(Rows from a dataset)
--------------------------------
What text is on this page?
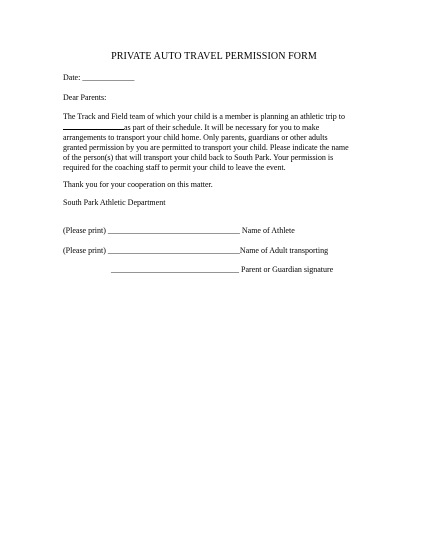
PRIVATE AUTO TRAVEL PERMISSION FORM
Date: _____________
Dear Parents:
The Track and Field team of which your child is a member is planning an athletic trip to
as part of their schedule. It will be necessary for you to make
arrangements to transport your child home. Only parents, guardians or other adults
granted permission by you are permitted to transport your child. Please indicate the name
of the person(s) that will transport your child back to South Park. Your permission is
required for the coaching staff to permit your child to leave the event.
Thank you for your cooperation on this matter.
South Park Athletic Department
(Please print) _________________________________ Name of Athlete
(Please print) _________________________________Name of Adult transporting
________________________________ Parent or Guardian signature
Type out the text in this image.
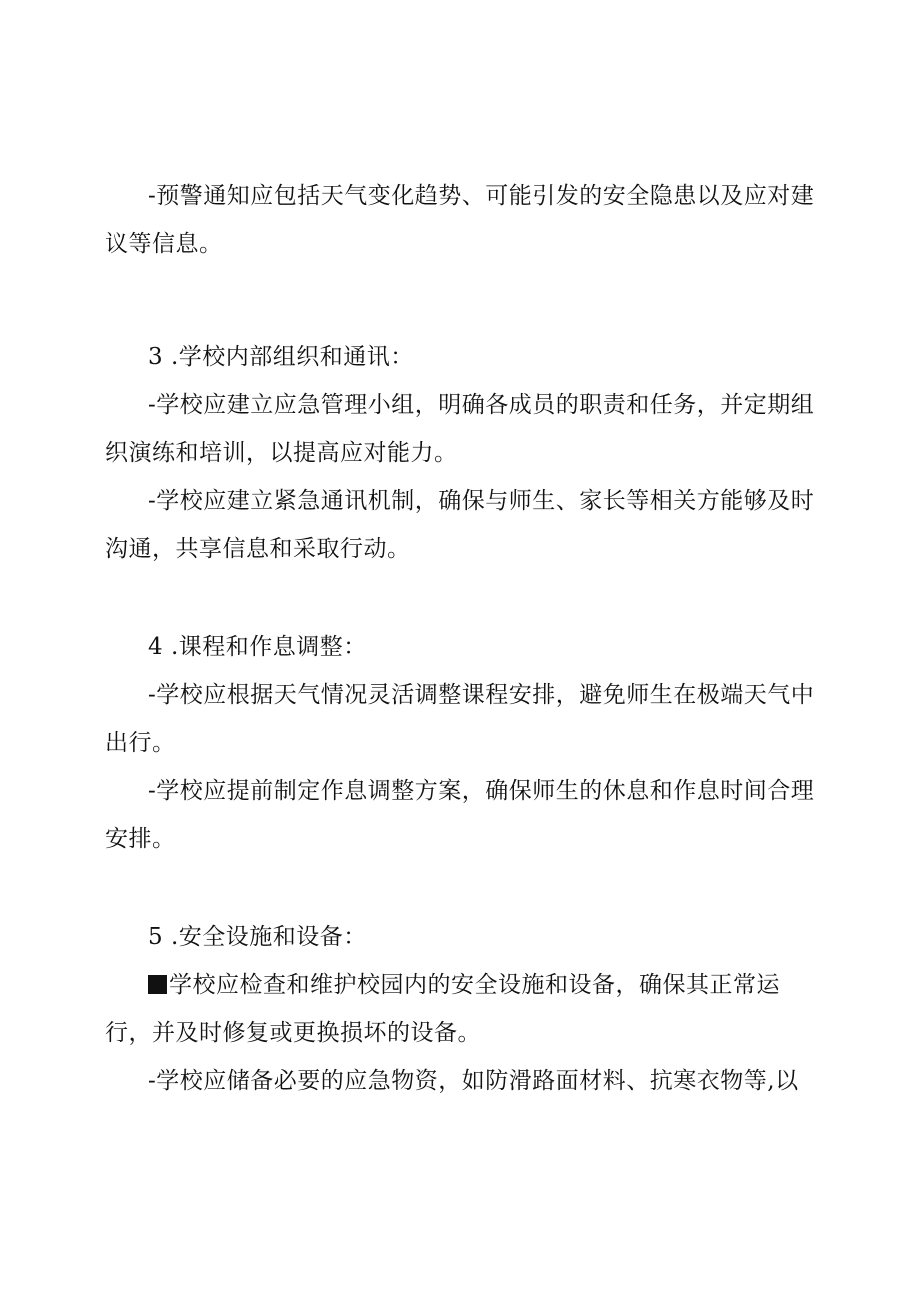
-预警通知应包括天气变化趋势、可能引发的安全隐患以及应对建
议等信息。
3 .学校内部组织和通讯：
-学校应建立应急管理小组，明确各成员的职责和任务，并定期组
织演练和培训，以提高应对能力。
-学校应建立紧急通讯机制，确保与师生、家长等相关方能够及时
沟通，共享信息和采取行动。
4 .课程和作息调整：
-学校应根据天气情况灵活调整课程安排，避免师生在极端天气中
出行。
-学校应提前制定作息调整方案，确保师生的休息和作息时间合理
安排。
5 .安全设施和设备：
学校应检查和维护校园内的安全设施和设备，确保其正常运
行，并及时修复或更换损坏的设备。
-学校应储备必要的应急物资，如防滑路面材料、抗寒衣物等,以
--------------------------------
WHAT NEEDS TO BE DONE:
Return all lines containing the word "this".

WORKED ANSWER:
What text is on this page?
Thank you for your cooperation on this matter.
Type out the text in this image.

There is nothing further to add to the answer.